§ OBJECTIVE: Return verbatim the lines of the material between the line containing "square-g2[interactable] — [175, 175, 204, 204]" and the line containing "square-a4[interactable] — [2, 117, 31, 146]", inclusive.
═══ RECORDS FOR THE TASK
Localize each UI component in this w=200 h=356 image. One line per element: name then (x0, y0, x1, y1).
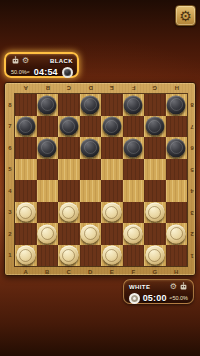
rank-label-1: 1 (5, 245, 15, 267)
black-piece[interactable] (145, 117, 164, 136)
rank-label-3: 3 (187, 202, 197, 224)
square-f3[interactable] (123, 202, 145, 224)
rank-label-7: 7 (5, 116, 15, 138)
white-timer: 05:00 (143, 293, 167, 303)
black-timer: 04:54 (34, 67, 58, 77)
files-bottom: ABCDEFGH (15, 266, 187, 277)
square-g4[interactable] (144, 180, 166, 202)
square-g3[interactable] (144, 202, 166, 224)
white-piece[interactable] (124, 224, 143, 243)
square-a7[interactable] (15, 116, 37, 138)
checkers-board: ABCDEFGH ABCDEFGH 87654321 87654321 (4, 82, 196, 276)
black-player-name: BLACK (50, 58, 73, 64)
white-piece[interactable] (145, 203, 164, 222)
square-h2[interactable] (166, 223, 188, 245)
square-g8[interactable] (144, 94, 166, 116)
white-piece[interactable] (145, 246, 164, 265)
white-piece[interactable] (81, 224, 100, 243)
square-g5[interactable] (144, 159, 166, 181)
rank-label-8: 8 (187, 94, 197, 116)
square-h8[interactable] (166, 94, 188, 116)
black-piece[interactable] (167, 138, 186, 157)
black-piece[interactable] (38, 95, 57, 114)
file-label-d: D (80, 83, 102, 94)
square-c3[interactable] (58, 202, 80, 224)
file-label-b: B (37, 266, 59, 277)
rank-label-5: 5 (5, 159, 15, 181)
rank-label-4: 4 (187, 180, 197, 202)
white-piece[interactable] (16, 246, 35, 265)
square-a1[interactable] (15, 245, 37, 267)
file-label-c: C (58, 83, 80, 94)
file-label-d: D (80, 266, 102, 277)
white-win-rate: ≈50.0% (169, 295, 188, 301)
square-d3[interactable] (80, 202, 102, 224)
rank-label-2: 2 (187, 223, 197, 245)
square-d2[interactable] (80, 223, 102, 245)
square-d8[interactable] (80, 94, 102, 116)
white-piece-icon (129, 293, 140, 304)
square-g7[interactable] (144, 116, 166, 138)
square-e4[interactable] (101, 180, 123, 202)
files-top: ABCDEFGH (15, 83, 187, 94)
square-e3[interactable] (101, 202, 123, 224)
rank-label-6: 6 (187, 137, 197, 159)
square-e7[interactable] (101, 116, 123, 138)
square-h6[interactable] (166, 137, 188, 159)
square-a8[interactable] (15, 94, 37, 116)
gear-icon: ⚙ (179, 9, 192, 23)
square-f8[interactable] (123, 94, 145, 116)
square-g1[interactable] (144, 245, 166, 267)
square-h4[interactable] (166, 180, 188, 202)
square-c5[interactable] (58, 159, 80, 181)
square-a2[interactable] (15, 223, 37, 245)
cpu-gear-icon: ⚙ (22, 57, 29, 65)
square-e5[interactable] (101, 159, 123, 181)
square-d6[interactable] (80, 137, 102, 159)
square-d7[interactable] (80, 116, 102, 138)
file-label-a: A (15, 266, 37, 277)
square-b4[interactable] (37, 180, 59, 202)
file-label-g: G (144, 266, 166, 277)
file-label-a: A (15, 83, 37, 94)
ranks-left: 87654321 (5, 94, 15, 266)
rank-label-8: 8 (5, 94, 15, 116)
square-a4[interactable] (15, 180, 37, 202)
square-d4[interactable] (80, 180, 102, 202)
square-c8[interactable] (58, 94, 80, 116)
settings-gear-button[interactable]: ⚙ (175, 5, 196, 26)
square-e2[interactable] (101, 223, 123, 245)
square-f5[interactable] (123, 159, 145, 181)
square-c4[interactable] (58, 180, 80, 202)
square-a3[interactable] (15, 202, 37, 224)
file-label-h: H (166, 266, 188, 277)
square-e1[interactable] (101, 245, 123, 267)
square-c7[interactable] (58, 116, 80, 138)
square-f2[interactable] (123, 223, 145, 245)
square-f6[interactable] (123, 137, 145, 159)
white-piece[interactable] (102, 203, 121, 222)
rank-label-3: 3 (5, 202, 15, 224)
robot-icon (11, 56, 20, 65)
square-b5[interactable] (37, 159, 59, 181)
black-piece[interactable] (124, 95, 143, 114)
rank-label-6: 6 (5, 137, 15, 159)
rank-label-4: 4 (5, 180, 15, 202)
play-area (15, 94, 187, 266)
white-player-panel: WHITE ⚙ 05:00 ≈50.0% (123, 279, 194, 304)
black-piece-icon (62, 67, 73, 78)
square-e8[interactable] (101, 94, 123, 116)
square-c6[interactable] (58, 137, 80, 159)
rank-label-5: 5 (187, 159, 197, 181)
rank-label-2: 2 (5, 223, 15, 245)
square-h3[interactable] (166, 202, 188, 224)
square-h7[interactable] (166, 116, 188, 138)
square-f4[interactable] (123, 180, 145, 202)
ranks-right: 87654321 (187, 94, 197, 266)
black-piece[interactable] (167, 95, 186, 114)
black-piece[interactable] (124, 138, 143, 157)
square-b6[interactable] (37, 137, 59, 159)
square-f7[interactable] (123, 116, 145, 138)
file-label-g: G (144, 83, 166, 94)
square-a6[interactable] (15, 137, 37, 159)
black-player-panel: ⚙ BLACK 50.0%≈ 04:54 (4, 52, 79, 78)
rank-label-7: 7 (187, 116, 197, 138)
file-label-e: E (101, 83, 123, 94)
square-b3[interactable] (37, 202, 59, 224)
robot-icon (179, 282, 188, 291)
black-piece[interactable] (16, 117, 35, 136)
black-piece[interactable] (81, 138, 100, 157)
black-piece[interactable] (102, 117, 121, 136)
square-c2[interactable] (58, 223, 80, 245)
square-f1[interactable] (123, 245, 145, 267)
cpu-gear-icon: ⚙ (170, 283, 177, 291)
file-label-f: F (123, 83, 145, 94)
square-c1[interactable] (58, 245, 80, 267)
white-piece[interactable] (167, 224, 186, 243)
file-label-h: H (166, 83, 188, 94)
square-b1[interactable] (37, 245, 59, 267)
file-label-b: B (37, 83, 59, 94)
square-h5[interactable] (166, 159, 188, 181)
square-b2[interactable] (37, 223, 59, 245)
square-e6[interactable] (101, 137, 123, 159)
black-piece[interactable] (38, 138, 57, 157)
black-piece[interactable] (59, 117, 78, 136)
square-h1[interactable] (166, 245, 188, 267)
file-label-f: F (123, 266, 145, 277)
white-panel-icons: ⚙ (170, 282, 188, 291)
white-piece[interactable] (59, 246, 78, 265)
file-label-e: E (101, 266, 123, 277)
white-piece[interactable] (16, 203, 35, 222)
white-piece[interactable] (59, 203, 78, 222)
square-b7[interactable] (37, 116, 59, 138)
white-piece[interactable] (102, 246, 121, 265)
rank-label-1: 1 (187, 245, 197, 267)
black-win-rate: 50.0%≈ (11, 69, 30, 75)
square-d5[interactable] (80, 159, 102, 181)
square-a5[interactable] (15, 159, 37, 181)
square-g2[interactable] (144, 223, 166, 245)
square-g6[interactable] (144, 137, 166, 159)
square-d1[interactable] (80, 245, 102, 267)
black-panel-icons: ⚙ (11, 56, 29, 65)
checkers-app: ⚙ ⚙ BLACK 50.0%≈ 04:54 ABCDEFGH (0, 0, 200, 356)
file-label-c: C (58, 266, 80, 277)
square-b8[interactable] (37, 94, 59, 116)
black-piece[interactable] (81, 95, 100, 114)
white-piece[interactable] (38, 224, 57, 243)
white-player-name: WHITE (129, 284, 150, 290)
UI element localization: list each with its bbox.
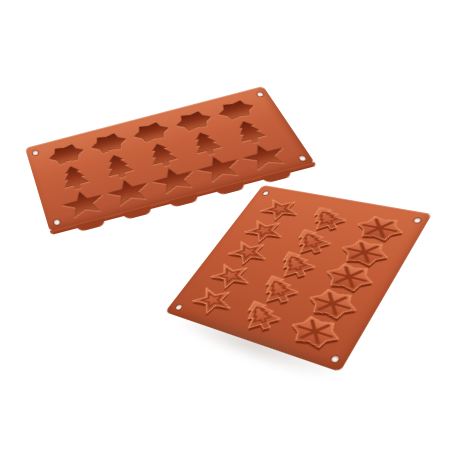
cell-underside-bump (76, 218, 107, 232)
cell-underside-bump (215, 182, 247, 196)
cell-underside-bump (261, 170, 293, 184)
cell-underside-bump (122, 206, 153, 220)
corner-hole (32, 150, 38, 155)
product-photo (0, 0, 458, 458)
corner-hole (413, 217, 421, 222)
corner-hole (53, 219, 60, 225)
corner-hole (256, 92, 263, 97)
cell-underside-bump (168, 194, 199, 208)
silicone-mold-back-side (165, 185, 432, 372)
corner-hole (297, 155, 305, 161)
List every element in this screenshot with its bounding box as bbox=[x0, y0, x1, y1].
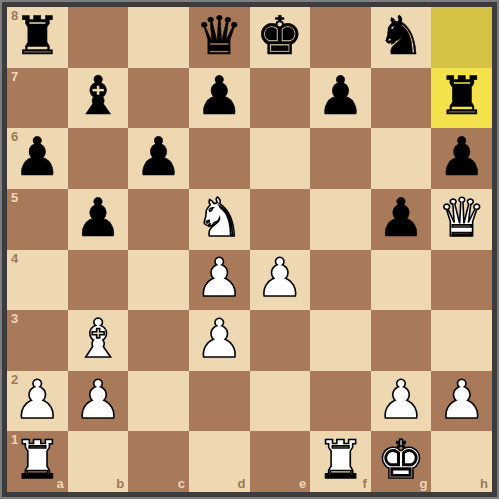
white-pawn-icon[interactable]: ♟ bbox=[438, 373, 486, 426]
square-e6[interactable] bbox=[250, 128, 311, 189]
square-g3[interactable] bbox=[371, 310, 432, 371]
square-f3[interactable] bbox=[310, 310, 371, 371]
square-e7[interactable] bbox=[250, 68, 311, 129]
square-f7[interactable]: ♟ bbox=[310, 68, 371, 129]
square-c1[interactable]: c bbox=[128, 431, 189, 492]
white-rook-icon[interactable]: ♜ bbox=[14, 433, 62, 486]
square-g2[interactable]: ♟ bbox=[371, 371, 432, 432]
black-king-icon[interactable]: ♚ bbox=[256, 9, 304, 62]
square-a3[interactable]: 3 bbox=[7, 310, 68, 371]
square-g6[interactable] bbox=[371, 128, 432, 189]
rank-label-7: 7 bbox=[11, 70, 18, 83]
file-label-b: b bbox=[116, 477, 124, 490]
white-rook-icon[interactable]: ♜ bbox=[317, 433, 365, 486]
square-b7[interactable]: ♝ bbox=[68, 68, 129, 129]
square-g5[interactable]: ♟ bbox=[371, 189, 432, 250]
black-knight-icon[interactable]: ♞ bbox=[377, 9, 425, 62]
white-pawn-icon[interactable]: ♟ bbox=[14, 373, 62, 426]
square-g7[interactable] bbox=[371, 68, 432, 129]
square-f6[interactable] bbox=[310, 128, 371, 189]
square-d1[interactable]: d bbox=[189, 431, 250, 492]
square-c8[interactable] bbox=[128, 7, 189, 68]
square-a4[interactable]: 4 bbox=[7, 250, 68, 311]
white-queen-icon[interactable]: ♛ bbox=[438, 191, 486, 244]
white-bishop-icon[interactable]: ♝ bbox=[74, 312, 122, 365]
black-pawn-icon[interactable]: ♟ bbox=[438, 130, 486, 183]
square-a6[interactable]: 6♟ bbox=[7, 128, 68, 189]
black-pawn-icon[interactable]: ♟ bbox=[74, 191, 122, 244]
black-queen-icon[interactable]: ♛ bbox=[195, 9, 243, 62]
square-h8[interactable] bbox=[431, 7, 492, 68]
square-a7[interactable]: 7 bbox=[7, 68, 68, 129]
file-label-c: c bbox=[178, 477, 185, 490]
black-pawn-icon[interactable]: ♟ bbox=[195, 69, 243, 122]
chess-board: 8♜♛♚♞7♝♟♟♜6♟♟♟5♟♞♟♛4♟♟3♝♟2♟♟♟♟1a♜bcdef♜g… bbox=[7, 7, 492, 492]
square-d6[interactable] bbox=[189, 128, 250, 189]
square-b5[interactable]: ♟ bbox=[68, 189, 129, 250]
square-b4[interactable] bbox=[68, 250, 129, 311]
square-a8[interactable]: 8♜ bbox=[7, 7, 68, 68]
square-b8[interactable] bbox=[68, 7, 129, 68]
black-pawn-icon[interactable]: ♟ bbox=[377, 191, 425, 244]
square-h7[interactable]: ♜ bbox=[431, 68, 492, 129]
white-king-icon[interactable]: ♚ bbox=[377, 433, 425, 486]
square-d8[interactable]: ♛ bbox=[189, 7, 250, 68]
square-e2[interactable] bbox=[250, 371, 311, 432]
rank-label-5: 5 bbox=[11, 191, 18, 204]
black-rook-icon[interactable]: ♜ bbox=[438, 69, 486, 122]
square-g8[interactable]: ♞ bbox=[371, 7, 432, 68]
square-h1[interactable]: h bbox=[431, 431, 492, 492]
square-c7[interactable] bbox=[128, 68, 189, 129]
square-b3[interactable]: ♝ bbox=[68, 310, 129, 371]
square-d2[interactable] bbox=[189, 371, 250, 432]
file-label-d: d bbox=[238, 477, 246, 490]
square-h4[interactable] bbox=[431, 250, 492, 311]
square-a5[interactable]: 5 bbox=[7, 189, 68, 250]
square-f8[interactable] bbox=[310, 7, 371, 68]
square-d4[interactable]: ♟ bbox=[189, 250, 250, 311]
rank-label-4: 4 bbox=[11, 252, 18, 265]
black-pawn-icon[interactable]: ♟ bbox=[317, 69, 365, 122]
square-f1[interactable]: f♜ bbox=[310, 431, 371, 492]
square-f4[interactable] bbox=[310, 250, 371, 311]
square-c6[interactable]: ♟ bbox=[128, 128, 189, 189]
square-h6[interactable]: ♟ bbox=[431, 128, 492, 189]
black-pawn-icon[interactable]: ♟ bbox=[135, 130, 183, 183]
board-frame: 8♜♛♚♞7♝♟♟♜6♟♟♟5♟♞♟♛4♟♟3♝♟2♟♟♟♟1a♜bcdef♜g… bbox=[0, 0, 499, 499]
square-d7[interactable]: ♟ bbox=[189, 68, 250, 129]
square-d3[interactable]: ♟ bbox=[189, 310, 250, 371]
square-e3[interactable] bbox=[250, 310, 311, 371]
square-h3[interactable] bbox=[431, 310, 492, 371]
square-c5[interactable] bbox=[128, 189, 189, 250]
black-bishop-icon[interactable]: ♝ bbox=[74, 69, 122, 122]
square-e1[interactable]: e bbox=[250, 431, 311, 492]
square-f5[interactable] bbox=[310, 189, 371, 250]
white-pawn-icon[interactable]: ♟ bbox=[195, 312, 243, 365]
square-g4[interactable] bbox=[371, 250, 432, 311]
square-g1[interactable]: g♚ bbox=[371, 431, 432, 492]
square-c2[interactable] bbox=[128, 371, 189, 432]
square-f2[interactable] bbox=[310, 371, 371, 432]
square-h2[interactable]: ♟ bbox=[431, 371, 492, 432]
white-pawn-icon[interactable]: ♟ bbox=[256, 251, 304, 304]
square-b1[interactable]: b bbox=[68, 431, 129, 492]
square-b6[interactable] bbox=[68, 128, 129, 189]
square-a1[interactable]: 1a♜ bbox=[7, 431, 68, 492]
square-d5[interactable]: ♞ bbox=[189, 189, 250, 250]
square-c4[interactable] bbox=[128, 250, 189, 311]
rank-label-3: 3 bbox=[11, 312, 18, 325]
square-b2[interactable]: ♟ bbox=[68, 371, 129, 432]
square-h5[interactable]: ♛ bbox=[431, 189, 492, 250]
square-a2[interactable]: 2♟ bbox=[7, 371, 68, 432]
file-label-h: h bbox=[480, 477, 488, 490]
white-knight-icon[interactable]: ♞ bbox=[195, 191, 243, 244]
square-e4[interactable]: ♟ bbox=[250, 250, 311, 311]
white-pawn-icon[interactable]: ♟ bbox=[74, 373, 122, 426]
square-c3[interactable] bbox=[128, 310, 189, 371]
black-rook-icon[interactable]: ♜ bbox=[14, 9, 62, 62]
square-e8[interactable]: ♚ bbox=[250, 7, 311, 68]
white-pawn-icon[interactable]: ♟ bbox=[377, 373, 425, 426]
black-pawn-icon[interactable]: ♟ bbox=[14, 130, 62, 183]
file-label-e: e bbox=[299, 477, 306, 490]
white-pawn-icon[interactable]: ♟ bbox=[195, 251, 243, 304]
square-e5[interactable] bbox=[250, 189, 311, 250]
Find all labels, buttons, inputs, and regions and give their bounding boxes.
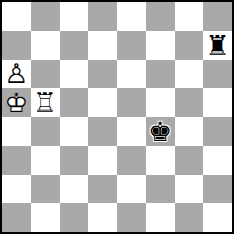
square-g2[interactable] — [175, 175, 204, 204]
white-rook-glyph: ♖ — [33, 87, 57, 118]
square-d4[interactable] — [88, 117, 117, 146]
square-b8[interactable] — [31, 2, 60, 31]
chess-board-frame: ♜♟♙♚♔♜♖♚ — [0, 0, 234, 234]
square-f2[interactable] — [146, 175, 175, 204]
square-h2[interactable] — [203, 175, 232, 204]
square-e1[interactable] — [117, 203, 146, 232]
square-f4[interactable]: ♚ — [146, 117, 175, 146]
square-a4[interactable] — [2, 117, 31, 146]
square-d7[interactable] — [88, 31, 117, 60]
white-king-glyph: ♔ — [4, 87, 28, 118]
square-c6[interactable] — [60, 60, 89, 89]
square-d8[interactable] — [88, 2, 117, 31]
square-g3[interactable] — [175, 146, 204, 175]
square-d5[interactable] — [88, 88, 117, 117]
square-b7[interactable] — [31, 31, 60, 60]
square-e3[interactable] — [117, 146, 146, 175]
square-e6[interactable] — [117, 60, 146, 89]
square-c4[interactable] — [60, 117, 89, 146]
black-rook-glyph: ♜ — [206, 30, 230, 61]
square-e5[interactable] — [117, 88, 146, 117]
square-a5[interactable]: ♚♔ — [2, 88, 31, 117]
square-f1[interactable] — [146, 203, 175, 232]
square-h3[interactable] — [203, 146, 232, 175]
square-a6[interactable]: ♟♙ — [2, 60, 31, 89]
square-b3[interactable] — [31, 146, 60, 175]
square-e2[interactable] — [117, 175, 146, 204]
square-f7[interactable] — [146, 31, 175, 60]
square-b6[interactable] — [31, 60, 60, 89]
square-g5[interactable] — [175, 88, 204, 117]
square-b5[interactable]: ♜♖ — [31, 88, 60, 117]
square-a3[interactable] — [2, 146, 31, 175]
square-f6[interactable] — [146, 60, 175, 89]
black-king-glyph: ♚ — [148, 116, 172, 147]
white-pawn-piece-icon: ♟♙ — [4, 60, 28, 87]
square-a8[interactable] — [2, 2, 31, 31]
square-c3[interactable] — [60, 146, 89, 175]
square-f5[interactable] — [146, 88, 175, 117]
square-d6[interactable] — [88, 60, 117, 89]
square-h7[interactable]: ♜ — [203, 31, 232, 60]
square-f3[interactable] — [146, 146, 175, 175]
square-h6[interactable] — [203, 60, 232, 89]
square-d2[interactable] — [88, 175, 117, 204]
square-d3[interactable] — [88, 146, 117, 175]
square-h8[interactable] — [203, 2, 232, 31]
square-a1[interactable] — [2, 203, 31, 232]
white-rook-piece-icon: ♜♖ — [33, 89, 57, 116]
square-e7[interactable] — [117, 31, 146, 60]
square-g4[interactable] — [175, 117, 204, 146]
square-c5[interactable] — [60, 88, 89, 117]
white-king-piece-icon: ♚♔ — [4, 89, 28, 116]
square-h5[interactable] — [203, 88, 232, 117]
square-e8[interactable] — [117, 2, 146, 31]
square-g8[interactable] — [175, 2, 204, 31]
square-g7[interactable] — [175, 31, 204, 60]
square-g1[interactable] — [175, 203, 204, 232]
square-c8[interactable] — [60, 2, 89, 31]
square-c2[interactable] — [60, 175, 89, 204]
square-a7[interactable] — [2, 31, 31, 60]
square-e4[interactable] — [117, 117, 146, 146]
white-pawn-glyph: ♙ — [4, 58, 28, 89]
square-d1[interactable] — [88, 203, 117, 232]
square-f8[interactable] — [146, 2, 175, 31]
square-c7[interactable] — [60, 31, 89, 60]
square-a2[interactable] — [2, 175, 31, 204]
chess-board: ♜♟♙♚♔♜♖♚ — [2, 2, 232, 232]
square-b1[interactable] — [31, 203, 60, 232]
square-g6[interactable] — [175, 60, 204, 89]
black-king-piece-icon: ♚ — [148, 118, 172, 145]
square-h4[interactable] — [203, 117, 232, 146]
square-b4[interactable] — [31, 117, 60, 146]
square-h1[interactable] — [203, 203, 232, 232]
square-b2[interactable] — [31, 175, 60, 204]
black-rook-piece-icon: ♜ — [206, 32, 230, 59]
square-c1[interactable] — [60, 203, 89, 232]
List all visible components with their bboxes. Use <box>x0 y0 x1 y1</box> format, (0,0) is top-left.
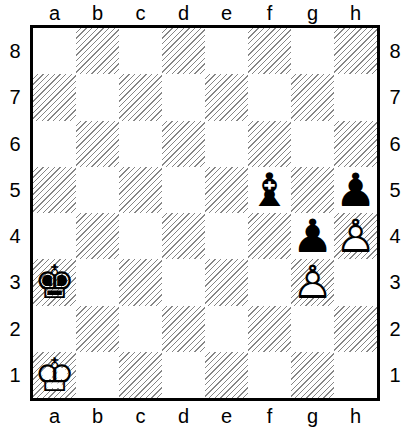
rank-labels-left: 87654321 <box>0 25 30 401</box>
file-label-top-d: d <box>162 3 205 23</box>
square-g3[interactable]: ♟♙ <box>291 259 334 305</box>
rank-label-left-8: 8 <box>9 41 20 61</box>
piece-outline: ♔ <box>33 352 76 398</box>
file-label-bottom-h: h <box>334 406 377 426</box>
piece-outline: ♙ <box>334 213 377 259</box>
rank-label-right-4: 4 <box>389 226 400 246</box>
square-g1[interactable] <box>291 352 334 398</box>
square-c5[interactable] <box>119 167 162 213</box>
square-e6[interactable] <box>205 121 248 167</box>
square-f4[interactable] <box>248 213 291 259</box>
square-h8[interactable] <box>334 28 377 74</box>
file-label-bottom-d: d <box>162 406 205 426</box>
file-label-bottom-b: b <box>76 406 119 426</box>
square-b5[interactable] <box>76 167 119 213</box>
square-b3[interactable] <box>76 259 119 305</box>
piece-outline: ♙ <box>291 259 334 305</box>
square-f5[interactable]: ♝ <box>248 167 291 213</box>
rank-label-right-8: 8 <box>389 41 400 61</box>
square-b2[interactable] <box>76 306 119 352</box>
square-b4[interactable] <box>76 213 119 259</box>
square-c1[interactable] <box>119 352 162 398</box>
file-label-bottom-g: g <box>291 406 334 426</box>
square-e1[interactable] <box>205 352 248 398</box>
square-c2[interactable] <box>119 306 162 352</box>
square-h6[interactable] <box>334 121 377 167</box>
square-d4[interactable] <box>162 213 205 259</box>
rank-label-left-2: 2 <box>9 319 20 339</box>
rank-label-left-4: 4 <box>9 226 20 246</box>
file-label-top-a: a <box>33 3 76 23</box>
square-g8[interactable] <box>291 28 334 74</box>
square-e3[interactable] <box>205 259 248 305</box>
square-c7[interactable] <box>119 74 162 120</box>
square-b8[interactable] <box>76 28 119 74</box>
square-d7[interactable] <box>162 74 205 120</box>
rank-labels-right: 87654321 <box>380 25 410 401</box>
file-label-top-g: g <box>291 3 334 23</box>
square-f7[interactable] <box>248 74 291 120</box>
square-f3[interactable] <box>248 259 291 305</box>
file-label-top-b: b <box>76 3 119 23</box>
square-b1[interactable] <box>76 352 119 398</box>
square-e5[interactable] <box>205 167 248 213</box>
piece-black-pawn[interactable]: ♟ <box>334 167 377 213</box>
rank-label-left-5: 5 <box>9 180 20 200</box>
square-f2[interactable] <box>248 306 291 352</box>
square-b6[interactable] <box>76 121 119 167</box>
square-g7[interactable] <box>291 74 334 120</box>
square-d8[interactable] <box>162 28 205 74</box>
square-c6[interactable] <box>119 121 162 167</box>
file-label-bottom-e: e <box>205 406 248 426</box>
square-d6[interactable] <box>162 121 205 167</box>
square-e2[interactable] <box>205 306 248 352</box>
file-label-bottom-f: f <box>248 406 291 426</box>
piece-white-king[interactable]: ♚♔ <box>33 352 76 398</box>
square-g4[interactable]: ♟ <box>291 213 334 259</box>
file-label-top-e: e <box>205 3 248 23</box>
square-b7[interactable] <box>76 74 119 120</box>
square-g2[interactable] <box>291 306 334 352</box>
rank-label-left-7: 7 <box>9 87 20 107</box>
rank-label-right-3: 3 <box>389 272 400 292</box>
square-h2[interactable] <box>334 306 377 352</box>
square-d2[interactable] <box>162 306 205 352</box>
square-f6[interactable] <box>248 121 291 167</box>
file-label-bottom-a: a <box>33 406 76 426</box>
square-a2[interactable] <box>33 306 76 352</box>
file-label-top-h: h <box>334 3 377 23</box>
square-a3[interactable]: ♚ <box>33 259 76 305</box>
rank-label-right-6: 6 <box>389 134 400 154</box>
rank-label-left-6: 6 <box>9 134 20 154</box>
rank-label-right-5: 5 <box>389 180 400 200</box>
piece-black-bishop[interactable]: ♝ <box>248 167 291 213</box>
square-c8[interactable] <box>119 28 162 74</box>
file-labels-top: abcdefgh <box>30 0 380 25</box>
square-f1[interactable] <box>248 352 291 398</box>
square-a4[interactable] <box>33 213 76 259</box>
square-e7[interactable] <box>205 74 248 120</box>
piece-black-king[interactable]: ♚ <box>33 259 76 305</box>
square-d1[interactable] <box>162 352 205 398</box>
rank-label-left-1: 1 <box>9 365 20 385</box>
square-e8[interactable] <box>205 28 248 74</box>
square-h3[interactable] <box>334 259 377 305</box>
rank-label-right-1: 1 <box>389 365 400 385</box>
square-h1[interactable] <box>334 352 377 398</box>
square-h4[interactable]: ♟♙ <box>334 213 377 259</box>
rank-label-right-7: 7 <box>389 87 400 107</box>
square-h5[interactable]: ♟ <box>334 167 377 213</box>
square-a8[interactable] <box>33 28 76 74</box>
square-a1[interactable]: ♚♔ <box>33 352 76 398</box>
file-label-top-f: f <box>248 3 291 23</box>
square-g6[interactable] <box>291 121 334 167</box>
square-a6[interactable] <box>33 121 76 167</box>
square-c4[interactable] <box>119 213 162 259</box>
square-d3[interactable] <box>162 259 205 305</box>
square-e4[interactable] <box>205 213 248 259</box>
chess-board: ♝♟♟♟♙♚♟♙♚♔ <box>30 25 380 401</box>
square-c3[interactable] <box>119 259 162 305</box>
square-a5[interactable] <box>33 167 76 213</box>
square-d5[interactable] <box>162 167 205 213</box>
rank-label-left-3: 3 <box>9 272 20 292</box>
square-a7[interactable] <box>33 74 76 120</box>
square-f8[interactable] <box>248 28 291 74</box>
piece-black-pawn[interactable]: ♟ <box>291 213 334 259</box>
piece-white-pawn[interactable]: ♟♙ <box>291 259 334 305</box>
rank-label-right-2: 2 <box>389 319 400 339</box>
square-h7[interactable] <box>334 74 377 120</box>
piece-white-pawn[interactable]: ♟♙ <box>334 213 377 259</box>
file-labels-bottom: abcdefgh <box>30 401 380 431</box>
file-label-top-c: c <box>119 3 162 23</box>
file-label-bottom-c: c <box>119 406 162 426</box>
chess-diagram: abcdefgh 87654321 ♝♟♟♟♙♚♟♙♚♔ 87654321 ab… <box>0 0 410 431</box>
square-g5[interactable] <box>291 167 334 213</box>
══════
§ SOLUTION BELOW:
square-g2[interactable] — [175, 175, 204, 204]
white-rook-glyph: ♖ — [33, 87, 57, 118]
square-d4[interactable] — [88, 117, 117, 146]
square-b8[interactable] — [31, 2, 60, 31]
chess-board-frame: ♜♟♙♚♔♜♖♚ — [0, 0, 234, 234]
square-f2[interactable] — [146, 175, 175, 204]
square-h2[interactable] — [203, 175, 232, 204]
square-e1[interactable] — [117, 203, 146, 232]
square-f4[interactable]: ♚ — [146, 117, 175, 146]
square-a4[interactable] — [2, 117, 31, 146]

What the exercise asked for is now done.